WHAT TO DO
Give the data below again, word for word.

[Records from a collection]
★ ★ ★ ★ ★ ★ ★

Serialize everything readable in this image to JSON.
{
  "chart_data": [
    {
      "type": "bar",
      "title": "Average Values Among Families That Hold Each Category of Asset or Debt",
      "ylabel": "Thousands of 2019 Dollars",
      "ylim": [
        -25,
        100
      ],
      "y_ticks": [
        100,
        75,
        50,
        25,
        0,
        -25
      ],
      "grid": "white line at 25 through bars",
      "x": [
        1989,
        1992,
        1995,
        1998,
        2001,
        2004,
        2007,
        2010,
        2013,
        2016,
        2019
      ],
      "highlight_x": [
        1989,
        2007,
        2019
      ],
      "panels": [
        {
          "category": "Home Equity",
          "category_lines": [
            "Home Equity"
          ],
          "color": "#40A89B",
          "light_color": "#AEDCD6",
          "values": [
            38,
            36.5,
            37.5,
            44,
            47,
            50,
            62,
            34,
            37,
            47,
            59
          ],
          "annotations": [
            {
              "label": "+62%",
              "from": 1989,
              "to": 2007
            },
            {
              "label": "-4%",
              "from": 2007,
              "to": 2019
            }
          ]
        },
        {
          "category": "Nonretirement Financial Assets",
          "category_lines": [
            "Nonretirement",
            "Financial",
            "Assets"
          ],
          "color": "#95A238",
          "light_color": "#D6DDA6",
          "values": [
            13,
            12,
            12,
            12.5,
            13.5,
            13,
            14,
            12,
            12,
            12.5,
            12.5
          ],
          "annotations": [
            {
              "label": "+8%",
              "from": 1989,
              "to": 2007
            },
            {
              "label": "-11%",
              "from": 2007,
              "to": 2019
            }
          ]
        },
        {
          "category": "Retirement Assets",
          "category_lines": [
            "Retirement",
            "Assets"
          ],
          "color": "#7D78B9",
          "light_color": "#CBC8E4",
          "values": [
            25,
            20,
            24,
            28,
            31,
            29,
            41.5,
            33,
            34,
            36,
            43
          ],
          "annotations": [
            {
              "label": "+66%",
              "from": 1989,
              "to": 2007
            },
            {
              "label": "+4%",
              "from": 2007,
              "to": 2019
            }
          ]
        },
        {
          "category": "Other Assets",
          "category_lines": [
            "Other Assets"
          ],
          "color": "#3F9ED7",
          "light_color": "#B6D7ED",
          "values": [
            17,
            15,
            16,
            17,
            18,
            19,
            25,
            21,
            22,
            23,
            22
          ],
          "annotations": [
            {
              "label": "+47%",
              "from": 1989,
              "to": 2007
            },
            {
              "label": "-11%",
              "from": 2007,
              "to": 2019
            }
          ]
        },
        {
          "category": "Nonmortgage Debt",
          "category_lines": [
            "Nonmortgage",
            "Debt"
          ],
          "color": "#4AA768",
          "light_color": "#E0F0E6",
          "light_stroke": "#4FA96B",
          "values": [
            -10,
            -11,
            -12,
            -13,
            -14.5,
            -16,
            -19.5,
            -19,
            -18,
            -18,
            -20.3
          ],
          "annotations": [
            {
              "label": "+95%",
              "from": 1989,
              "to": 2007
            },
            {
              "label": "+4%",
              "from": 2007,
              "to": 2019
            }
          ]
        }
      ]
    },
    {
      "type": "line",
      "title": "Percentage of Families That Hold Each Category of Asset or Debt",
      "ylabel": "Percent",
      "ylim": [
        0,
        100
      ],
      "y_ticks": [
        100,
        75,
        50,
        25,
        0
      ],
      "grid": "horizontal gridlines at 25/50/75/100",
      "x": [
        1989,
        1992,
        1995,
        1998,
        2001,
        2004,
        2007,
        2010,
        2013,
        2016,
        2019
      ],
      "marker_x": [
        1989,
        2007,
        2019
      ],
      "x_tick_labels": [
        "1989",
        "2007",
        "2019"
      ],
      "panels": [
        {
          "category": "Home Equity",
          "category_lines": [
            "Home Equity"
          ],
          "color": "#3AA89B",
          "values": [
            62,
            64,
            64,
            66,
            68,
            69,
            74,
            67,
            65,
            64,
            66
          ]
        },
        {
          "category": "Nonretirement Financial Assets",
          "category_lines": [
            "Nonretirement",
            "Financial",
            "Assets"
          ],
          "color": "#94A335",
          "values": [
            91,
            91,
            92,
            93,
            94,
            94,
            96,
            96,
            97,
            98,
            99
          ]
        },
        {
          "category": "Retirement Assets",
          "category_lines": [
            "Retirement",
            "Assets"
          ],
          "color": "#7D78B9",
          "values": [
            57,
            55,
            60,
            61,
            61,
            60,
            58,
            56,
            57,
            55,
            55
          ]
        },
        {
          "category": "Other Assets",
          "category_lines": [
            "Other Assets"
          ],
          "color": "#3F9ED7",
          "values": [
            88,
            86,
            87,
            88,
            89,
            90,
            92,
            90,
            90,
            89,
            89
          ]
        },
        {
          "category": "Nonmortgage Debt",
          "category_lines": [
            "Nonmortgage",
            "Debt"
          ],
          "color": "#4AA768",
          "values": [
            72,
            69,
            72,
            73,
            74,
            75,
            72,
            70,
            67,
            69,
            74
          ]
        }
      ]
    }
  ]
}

★ ★ ★ ★ ★ ★ ★

REPLY
Serialize everything readable in this image to JSON.
{
  "chart_data": [
    {
      "type": "bar",
      "title": "Average Values Among Families That Hold Each Category of Asset or Debt",
      "ylabel": "Thousands of 2019 Dollars",
      "ylim": [
        -25,
        100
      ],
      "y_ticks": [
        100,
        75,
        50,
        25,
        0,
        -25
      ],
      "grid": "white line at 25 through bars",
      "x": [
        1989,
        1992,
        1995,
        1998,
        2001,
        2004,
        2007,
        2010,
        2013,
        2016,
        2019
      ],
      "highlight_x": [
        1989,
        2007,
        2019
      ],
      "panels": [
        {
          "category": "Home Equity",
          "category_lines": [
            "Home Equity"
          ],
          "color": "#40A89B",
          "light_color": "#AEDCD6",
          "values": [
            38,
            36.5,
            37.5,
            44,
            47,
            50,
            62,
            34,
            37,
            47,
            59
          ],
          "annotations": [
            {
              "label": "+62%",
              "from": 1989,
              "to": 2007
            },
            {
              "label": "-4%",
              "from": 2007,
              "to": 2019
            }
          ]
        },
        {
          "category": "Nonretirement Financial Assets",
          "category_lines": [
            "Nonretirement",
            "Financial",
            "Assets"
          ],
          "color": "#95A238",
          "light_color": "#D6DDA6",
          "values": [
            13,
            12,
            12,
            12.5,
            13.5,
            13,
            14,
            12,
            12,
            12.5,
            12.5
          ],
          "annotations": [
            {
              "label": "+8%",
              "from": 1989,
              "to": 2007
            },
            {
              "label": "-11%",
              "from": 2007,
              "to": 2019
            }
          ]
        },
        {
          "category": "Retirement Assets",
          "category_lines": [
            "Retirement",
            "Assets"
          ],
          "color": "#7D78B9",
          "light_color": "#CBC8E4",
          "values": [
            25,
            20,
            24,
            28,
            31,
            29,
            41.5,
            33,
            34,
            36,
            43
          ],
          "annotations": [
            {
              "label": "+66%",
              "from": 1989,
              "to": 2007
            },
            {
              "label": "+4%",
              "from": 2007,
              "to": 2019
            }
          ]
        },
        {
          "category": "Other Assets",
          "category_lines": [
            "Other Assets"
          ],
          "color": "#3F9ED7",
          "light_color": "#B6D7ED",
          "values": [
            17,
            15,
            16,
            17,
            18,
            19,
            25,
            21,
            22,
            23,
            22
          ],
          "annotations": [
            {
              "label": "+47%",
              "from": 1989,
              "to": 2007
            },
            {
              "label": "-11%",
              "from": 2007,
              "to": 2019
            }
          ]
        },
        {
          "category": "Nonmortgage Debt",
          "category_lines": [
            "Nonmortgage",
            "Debt"
          ],
          "color": "#4AA768",
          "light_color": "#E0F0E6",
          "light_stroke": "#4FA96B",
          "values": [
            -10,
            -11,
            -12,
            -13,
            -14.5,
            -16,
            -19.5,
            -19,
            -18,
            -18,
            -20.3
          ],
          "annotations": [
            {
              "label": "+95%",
              "from": 1989,
              "to": 2007
            },
            {
              "label": "+4%",
              "from": 2007,
              "to": 2019
            }
          ]
        }
      ]
    },
    {
      "type": "line",
      "title": "Percentage of Families That Hold Each Category of Asset or Debt",
      "ylabel": "Percent",
      "ylim": [
        0,
        100
      ],
      "y_ticks": [
        100,
        75,
        50,
        25,
        0
      ],
      "grid": "horizontal gridlines at 25/50/75/100",
      "x": [
        1989,
        1992,
        1995,
        1998,
        2001,
        2004,
        2007,
        2010,
        2013,
        2016,
        2019
      ],
      "marker_x": [
        1989,
        2007,
        2019
      ],
      "x_tick_labels": [
        "1989",
        "2007",
        "2019"
      ],
      "panels": [
        {
          "category": "Home Equity",
          "category_lines": [
            "Home Equity"
          ],
          "color": "#3AA89B",
          "values": [
            62,
            64,
            64,
            66,
            68,
            69,
            74,
            67,
            65,
            64,
            66
          ]
        },
        {
          "category": "Nonretirement Financial Assets",
          "category_lines": [
            "Nonretirement",
            "Financial",
            "Assets"
          ],
          "color": "#94A335",
          "values": [
            91,
            91,
            92,
            93,
            94,
            94,
            96,
            96,
            97,
            98,
            99
          ]
        },
        {
          "category": "Retirement Assets",
          "category_lines": [
            "Retirement",
            "Assets"
          ],
          "color": "#7D78B9",
          "values": [
            57,
            55,
            60,
            61,
            61,
            60,
            58,
            56,
            57,
            55,
            55
          ]
        },
        {
          "category": "Other Assets",
          "category_lines": [
            "Other Assets"
          ],
          "color": "#3F9ED7",
          "values": [
            88,
            86,
            87,
            88,
            89,
            90,
            92,
            90,
            90,
            89,
            89
          ]
        },
        {
          "category": "Nonmortgage Debt",
          "category_lines": [
            "Nonmortgage",
            "Debt"
          ],
          "color": "#4AA768",
          "values": [
            72,
            69,
            72,
            73,
            74,
            75,
            72,
            70,
            67,
            69,
            74
          ]
        }
      ]
    }
  ]
}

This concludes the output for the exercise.